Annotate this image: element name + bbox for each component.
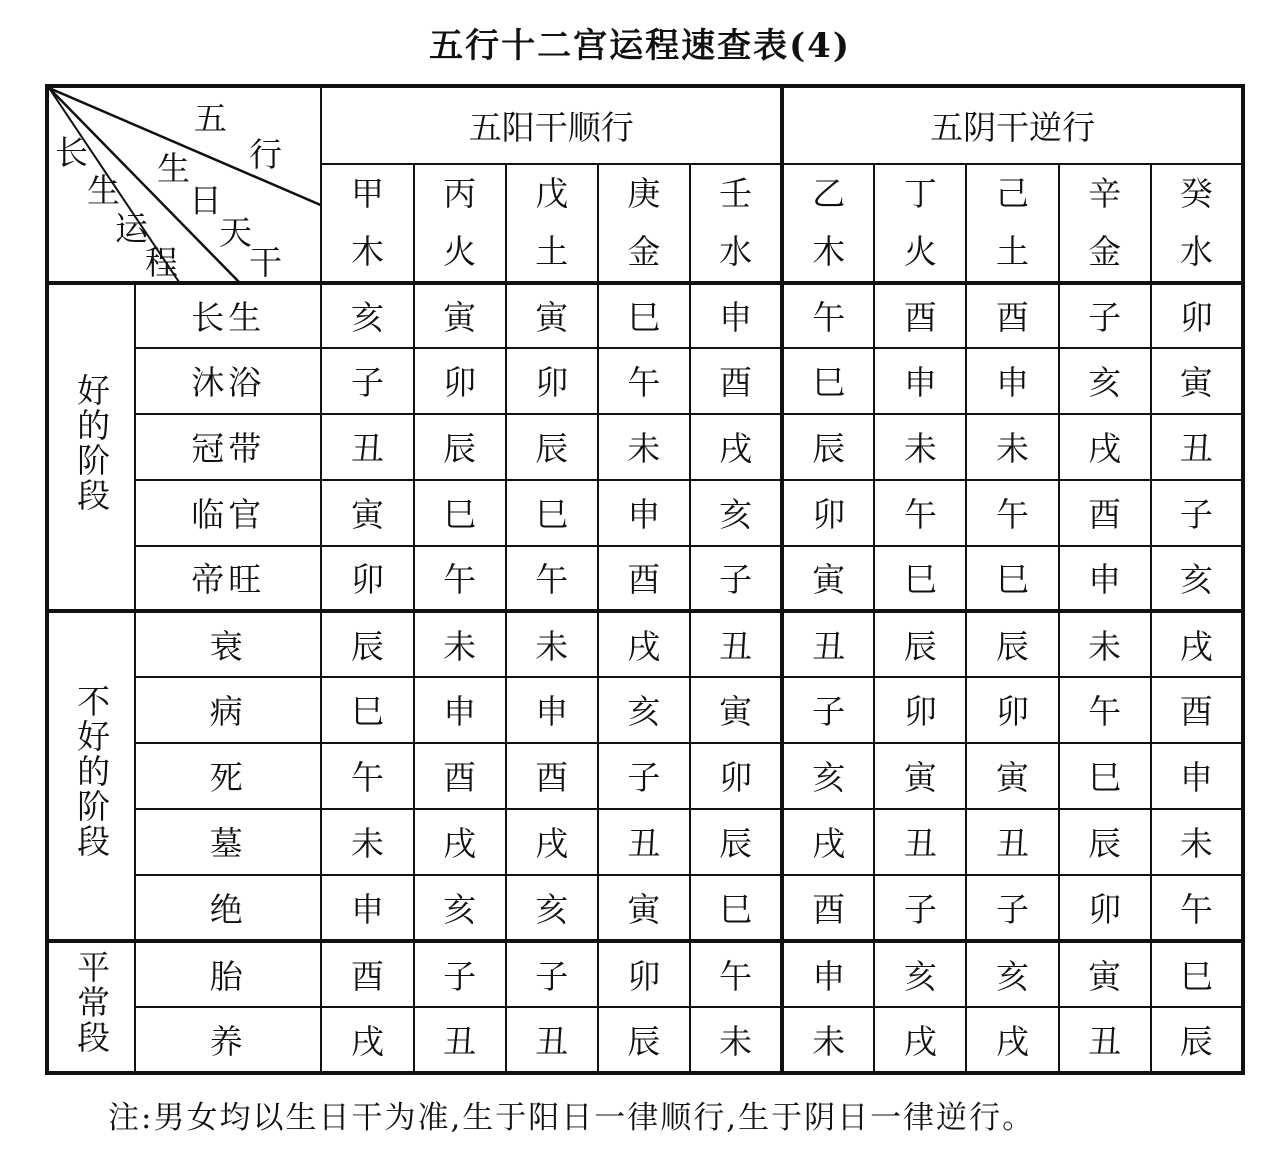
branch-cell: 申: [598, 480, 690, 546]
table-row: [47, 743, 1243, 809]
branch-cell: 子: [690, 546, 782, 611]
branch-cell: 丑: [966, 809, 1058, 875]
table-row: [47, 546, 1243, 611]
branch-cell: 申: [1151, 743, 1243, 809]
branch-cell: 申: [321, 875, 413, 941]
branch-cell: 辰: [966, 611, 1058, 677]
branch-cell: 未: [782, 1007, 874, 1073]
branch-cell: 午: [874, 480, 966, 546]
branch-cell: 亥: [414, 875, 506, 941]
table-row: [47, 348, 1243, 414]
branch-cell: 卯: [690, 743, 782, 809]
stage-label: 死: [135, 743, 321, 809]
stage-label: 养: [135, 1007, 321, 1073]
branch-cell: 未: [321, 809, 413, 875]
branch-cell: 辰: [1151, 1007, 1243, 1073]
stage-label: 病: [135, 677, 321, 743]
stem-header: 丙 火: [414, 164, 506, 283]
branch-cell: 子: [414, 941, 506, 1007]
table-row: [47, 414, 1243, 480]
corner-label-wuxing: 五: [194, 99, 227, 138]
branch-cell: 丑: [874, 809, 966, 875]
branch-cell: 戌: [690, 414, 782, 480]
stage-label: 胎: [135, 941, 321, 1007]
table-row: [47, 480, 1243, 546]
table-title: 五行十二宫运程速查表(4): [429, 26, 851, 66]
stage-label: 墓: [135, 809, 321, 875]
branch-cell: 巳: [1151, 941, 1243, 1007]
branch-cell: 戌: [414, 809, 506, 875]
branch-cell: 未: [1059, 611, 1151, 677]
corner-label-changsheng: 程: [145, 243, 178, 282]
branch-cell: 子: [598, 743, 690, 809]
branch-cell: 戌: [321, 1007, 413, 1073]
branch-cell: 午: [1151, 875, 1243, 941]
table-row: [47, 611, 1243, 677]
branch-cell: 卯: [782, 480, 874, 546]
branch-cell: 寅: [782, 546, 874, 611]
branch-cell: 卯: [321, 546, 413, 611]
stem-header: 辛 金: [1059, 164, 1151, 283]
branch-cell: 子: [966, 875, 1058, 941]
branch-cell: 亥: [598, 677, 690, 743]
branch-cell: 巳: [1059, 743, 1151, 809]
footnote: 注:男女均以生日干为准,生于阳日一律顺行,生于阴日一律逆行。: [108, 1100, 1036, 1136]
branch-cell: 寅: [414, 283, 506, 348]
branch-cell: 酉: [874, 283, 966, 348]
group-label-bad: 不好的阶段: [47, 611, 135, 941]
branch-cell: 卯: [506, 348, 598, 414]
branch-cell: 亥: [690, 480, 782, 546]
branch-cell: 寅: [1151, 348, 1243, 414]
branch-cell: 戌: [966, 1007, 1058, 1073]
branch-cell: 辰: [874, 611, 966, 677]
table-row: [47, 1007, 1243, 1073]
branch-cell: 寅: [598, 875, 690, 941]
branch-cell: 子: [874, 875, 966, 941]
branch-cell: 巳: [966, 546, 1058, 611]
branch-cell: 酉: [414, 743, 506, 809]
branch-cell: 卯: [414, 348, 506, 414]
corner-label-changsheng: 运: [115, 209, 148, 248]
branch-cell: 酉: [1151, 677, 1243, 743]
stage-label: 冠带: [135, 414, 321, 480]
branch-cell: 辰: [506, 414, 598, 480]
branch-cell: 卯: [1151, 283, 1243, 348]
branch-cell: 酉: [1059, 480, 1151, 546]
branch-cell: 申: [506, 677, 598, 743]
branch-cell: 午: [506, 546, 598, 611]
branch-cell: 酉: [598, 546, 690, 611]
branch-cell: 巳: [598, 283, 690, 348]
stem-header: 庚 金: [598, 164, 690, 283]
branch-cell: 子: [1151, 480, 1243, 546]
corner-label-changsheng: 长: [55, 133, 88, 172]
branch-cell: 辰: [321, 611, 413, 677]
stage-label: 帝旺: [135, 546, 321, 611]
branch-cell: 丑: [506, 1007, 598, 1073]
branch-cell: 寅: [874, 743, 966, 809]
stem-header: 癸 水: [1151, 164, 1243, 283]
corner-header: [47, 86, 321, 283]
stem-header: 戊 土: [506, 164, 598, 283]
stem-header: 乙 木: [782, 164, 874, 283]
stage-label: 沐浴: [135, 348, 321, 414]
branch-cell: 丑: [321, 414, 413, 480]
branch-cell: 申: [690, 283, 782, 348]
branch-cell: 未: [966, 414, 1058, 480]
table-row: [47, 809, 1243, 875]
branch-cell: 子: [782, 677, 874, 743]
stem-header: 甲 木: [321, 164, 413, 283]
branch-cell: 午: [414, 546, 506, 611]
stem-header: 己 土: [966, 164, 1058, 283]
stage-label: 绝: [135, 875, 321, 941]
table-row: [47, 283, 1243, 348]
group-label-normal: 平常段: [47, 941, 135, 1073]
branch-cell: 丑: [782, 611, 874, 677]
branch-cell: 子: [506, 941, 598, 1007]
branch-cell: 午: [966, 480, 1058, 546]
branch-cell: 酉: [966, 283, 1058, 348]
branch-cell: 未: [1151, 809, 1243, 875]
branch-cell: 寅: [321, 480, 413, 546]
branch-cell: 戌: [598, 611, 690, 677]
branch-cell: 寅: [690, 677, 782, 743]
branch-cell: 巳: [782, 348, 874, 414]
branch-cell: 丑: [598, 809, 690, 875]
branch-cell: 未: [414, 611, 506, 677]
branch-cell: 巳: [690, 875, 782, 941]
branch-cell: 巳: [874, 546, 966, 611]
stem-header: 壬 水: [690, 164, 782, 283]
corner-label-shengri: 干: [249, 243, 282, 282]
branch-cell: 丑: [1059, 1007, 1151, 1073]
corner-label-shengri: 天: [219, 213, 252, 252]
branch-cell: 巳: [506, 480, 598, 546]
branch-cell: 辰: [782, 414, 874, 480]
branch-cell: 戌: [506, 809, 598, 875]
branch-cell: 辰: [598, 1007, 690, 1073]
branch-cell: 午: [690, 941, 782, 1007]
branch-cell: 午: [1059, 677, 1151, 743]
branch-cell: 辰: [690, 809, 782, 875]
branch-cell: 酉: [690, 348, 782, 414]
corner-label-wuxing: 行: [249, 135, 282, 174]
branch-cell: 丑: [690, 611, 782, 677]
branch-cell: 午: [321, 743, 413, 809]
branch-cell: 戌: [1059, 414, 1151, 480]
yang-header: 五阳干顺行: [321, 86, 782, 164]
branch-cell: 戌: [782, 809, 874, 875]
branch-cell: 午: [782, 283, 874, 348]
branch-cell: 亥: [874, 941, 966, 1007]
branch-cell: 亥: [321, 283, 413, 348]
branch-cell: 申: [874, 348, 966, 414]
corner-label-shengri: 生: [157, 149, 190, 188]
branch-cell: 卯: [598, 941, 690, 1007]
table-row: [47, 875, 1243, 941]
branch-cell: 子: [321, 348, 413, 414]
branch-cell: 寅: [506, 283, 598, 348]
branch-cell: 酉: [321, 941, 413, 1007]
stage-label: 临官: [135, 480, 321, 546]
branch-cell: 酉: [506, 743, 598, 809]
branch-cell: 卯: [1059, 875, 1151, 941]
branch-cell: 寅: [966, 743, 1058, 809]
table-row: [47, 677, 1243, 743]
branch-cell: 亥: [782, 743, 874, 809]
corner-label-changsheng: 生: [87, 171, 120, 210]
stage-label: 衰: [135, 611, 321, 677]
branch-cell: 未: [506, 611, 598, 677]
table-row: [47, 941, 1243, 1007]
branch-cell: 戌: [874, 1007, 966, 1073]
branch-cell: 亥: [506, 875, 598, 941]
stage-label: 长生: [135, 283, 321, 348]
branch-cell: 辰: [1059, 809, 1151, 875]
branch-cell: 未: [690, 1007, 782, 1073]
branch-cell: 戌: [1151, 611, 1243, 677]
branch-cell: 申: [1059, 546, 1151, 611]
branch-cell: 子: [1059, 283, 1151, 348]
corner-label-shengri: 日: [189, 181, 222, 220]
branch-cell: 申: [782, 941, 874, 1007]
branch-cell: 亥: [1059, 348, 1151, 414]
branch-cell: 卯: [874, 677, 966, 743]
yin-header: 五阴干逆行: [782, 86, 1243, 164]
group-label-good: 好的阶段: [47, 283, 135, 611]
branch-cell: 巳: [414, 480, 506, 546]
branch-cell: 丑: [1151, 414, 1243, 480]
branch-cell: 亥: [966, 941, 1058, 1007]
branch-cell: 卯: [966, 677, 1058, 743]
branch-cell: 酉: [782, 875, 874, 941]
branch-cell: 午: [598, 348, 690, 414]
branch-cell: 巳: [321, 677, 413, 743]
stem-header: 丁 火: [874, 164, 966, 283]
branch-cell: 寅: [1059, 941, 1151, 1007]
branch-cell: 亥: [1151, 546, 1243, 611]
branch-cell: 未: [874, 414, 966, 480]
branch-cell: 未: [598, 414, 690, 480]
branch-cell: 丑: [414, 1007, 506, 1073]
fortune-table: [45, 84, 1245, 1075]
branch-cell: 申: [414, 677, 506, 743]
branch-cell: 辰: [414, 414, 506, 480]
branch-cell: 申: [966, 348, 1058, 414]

* * *

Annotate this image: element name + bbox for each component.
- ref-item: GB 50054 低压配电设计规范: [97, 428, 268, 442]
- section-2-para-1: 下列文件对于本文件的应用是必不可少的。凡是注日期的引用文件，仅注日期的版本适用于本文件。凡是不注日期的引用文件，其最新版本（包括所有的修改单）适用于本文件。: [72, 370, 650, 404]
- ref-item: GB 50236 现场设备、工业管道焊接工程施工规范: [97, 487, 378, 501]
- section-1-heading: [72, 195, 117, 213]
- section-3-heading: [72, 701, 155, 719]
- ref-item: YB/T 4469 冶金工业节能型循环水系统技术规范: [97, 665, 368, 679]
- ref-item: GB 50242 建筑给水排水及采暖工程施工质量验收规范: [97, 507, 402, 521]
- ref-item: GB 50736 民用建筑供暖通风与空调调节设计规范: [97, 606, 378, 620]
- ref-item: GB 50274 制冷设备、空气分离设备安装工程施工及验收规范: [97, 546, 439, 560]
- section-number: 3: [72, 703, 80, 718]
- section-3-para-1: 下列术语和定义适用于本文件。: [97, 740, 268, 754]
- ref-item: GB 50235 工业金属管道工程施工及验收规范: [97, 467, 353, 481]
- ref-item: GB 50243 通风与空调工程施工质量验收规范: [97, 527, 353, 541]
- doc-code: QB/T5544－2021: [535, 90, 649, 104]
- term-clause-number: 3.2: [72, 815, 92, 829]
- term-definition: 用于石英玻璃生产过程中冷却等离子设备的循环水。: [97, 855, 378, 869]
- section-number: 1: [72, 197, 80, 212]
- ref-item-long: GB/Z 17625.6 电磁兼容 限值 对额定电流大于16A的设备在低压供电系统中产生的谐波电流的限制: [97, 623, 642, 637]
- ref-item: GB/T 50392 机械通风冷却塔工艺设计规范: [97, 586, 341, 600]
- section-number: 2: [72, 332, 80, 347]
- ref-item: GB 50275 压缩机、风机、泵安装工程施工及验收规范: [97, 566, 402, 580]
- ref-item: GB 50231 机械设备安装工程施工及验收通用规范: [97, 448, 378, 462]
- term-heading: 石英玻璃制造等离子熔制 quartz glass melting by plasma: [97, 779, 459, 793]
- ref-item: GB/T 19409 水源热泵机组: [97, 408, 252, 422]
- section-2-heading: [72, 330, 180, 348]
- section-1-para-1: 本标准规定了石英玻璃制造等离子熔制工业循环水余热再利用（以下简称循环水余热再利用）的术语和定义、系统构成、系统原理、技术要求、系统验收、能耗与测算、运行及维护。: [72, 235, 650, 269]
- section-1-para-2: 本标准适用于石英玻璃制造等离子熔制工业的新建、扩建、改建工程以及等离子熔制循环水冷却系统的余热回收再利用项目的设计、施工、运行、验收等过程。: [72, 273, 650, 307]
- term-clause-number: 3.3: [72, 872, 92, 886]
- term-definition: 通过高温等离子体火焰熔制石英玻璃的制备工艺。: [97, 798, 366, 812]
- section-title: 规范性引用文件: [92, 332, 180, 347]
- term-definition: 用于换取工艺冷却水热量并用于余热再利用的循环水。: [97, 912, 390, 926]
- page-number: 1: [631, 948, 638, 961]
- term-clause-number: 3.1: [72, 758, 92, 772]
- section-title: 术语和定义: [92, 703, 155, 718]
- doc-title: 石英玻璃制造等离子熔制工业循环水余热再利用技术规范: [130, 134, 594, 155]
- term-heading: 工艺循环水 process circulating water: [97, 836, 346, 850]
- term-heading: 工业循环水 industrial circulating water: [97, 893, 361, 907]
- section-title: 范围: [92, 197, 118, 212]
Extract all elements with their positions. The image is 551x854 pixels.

==

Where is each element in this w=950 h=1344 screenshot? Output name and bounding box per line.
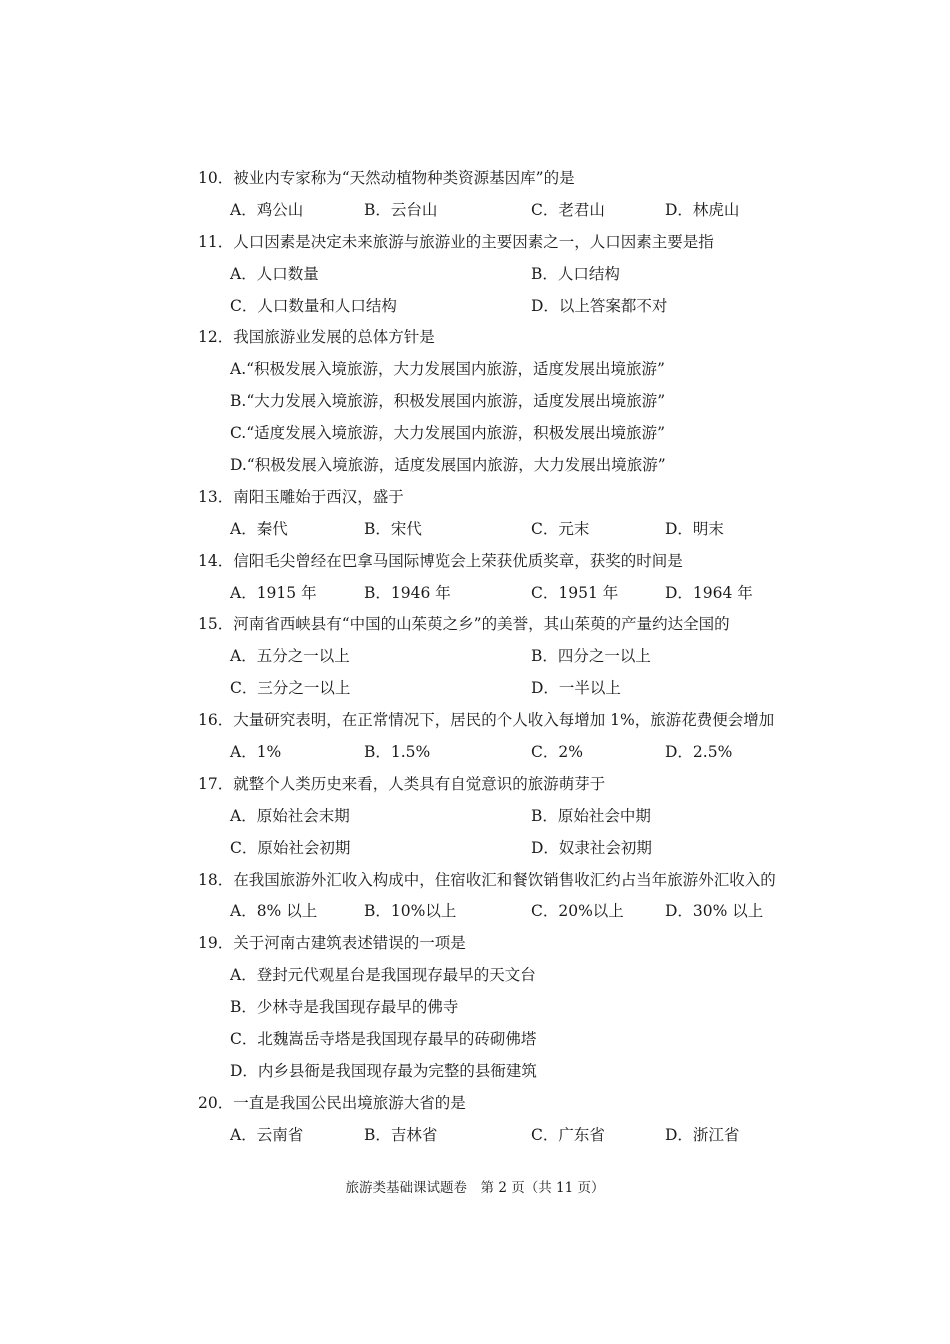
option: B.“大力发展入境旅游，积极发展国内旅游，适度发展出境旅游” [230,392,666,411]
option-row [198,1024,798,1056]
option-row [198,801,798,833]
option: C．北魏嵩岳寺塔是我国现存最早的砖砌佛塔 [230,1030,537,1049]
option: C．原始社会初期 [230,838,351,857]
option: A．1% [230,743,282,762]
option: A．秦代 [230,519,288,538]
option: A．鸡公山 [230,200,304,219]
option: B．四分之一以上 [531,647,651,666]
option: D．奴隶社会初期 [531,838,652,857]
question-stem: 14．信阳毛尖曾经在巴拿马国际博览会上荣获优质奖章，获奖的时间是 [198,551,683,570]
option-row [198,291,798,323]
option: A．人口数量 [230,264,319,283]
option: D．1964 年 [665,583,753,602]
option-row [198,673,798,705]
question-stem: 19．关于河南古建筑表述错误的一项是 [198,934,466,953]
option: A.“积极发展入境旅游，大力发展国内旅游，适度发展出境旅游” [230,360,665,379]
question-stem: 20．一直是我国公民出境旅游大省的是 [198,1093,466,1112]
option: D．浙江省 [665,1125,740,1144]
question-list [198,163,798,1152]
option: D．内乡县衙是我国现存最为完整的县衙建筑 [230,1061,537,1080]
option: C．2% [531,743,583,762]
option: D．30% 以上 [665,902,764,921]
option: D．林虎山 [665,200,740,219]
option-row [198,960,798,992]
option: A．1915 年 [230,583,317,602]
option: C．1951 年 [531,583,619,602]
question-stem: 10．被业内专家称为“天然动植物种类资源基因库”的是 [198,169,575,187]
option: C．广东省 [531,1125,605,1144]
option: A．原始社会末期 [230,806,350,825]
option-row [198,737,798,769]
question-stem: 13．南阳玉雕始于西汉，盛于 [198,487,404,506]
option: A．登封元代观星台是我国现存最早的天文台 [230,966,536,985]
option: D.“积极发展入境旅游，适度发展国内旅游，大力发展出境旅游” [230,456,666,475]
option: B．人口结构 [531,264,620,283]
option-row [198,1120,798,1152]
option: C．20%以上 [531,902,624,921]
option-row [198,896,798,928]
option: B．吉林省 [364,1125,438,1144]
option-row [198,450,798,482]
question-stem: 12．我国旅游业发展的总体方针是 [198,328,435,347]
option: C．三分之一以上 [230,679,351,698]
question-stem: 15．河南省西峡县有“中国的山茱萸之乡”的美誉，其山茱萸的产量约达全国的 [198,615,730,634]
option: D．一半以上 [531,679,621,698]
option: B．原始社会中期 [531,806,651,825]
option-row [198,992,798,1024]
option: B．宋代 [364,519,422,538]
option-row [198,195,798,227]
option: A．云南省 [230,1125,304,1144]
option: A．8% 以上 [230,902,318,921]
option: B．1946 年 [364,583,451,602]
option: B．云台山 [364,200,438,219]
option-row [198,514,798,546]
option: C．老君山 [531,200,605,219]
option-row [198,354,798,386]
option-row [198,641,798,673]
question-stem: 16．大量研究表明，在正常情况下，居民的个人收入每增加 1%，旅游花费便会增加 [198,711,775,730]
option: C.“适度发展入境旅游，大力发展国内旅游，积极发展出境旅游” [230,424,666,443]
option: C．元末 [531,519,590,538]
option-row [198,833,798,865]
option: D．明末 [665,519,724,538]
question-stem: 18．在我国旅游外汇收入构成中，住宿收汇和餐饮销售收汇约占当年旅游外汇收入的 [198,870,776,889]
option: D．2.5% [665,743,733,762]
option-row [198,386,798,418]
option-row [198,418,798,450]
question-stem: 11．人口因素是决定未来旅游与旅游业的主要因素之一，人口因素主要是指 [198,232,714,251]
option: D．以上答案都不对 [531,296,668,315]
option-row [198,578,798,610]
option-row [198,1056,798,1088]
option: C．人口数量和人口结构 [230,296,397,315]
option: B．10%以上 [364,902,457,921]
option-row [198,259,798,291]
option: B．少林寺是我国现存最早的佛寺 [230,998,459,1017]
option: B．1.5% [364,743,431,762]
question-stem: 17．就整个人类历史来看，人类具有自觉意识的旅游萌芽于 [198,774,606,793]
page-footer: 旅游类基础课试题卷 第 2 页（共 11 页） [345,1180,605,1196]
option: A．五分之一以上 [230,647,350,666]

• Problem description
Extract every line of the entries above that contains the string "clause", treating uppercase and lowercase letters as different.

• Response to the task
- term-clause-number: 3.2: [72, 815, 92, 829]
- term-clause-number: 3.3: [72, 872, 92, 886]
- term-clause-number: 3.1: [72, 758, 92, 772]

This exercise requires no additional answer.